■ Request:
Write out each line of the records below word for word, without changing anything.

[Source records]
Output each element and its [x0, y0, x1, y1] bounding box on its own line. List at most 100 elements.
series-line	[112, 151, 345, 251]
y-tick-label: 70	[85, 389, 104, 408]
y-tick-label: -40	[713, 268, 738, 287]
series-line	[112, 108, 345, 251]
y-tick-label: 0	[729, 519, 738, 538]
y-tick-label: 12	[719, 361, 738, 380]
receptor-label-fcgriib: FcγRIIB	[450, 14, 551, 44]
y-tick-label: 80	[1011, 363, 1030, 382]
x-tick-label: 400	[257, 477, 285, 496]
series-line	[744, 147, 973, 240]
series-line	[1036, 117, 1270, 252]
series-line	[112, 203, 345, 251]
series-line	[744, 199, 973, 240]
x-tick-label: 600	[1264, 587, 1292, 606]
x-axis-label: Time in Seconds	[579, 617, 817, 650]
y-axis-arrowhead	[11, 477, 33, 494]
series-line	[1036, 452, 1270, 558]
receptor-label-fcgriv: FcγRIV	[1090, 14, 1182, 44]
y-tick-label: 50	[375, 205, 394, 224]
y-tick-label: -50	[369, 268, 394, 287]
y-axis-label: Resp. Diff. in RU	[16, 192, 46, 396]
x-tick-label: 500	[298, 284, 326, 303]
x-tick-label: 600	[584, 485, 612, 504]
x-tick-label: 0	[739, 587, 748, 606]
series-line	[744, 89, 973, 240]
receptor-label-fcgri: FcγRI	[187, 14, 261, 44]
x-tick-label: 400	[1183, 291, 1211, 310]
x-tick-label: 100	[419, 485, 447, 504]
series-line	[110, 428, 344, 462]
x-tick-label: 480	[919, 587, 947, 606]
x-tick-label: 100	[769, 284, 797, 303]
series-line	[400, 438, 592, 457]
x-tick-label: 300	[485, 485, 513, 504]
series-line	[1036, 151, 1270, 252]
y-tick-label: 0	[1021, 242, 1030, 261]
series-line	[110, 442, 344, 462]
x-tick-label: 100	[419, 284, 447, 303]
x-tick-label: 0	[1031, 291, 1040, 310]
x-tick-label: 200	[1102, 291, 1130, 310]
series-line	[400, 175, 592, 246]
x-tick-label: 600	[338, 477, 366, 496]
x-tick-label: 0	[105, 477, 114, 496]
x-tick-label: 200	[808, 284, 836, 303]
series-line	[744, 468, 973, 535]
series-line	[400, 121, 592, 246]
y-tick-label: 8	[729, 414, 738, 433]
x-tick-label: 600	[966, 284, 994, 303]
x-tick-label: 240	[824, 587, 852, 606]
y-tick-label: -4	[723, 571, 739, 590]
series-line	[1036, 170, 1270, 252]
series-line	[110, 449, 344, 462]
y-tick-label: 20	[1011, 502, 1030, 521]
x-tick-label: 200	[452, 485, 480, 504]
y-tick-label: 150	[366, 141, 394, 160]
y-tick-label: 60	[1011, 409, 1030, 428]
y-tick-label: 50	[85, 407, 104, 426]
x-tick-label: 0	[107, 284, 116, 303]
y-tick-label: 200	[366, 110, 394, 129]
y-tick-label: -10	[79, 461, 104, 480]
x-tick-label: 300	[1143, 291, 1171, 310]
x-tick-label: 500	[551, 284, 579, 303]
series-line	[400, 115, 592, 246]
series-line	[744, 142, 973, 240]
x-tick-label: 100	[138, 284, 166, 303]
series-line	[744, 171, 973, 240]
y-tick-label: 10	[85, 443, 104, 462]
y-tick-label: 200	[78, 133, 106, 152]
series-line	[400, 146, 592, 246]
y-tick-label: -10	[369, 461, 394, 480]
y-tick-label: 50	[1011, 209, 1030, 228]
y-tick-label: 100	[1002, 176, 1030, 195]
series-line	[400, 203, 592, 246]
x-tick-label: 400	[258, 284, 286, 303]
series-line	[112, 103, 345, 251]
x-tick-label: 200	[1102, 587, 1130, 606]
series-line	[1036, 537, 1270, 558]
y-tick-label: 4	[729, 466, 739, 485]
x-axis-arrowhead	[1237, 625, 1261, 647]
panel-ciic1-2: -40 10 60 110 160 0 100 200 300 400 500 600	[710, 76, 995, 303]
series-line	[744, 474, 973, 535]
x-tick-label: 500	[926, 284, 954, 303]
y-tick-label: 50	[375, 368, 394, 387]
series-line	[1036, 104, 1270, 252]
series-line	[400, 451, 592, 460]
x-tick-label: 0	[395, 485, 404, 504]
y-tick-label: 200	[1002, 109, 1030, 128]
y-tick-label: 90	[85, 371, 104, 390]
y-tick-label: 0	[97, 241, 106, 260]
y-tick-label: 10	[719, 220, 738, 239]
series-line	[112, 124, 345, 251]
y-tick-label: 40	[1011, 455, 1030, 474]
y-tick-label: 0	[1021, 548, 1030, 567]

■ Solution for this task:
Output each element and its [x0, y0, x1, y1] bounding box on its own line. List at most 100 elements.
series-line	[112, 151, 345, 251]
y-tick-label: 70	[85, 389, 104, 408]
y-tick-label: -40	[713, 268, 738, 287]
series-line	[112, 108, 345, 251]
y-tick-label: 0	[729, 519, 738, 538]
y-tick-label: 12	[719, 361, 738, 380]
receptor-label-fcgriib: FcγRIIB	[450, 14, 551, 44]
y-tick-label: 80	[1011, 363, 1030, 382]
x-tick-label: 400	[257, 477, 285, 496]
series-line	[744, 147, 973, 240]
series-line	[1036, 117, 1270, 252]
series-line	[112, 203, 345, 251]
series-line	[744, 199, 973, 240]
x-tick-label: 600	[1264, 587, 1292, 606]
x-axis-label: Time in Seconds	[579, 617, 817, 650]
y-axis-arrowhead	[11, 477, 33, 494]
series-line	[1036, 452, 1270, 558]
receptor-label-fcgriv: FcγRIV	[1090, 14, 1182, 44]
y-tick-label: 50	[375, 205, 394, 224]
y-tick-label: -50	[369, 268, 394, 287]
y-axis-label: Resp. Diff. in RU	[16, 192, 46, 396]
x-tick-label: 500	[298, 284, 326, 303]
x-tick-label: 600	[584, 485, 612, 504]
x-tick-label: 0	[739, 587, 748, 606]
series-line	[744, 89, 973, 240]
receptor-label-fcgri: FcγRI	[187, 14, 261, 44]
x-tick-label: 400	[1183, 291, 1211, 310]
x-tick-label: 100	[419, 485, 447, 504]
series-line	[110, 428, 344, 462]
x-tick-label: 480	[919, 587, 947, 606]
x-tick-label: 100	[769, 284, 797, 303]
series-line	[400, 438, 592, 457]
x-tick-label: 300	[485, 485, 513, 504]
series-line	[1036, 151, 1270, 252]
y-tick-label: 0	[1021, 242, 1030, 261]
series-line	[110, 442, 344, 462]
x-tick-label: 100	[419, 284, 447, 303]
x-tick-label: 0	[1031, 291, 1040, 310]
x-tick-label: 200	[1102, 291, 1130, 310]
series-line	[400, 175, 592, 246]
x-tick-label: 600	[338, 477, 366, 496]
x-tick-label: 0	[105, 477, 114, 496]
x-tick-label: 200	[808, 284, 836, 303]
series-line	[744, 468, 973, 535]
series-line	[400, 121, 592, 246]
y-tick-label: 8	[729, 414, 738, 433]
x-tick-label: 600	[966, 284, 994, 303]
x-tick-label: 240	[824, 587, 852, 606]
y-tick-label: -4	[723, 571, 739, 590]
series-line	[1036, 170, 1270, 252]
series-line	[110, 449, 344, 462]
y-tick-label: 20	[1011, 502, 1030, 521]
x-tick-label: 200	[452, 485, 480, 504]
y-tick-label: 150	[366, 141, 394, 160]
y-tick-label: 60	[1011, 409, 1030, 428]
y-tick-label: 50	[85, 407, 104, 426]
x-tick-label: 0	[107, 284, 116, 303]
y-tick-label: 200	[366, 110, 394, 129]
y-tick-label: -10	[79, 461, 104, 480]
x-tick-label: 300	[1143, 291, 1171, 310]
x-tick-label: 500	[551, 284, 579, 303]
series-line	[400, 115, 592, 246]
series-line	[744, 142, 973, 240]
x-tick-label: 100	[138, 284, 166, 303]
series-line	[744, 171, 973, 240]
y-tick-label: 10	[85, 443, 104, 462]
y-tick-label: 200	[78, 133, 106, 152]
series-line	[400, 146, 592, 246]
y-tick-label: -10	[369, 461, 394, 480]
y-tick-label: 50	[1011, 209, 1030, 228]
y-tick-label: 100	[1002, 176, 1030, 195]
series-line	[400, 203, 592, 246]
x-tick-label: 400	[258, 284, 286, 303]
series-line	[112, 103, 345, 251]
x-tick-label: 200	[1102, 587, 1130, 606]
series-line	[1036, 537, 1270, 558]
y-tick-label: 4	[729, 466, 739, 485]
x-axis-arrowhead	[1237, 625, 1261, 647]
panel-ciic1-2: -40 10 60 110 160 0 100 200 300 400 500 600	[710, 76, 995, 303]
series-line	[744, 474, 973, 535]
x-tick-label: 500	[926, 284, 954, 303]
y-tick-label: 50	[375, 368, 394, 387]
series-line	[1036, 104, 1270, 252]
series-line	[400, 451, 592, 460]
x-tick-label: 0	[395, 485, 404, 504]
y-tick-label: 200	[1002, 109, 1030, 128]
y-tick-label: 90	[85, 371, 104, 390]
y-tick-label: 0	[97, 241, 106, 260]
y-tick-label: 10	[719, 220, 738, 239]
series-line	[112, 124, 345, 251]
y-tick-label: 40	[1011, 455, 1030, 474]
y-tick-label: 0	[1021, 548, 1030, 567]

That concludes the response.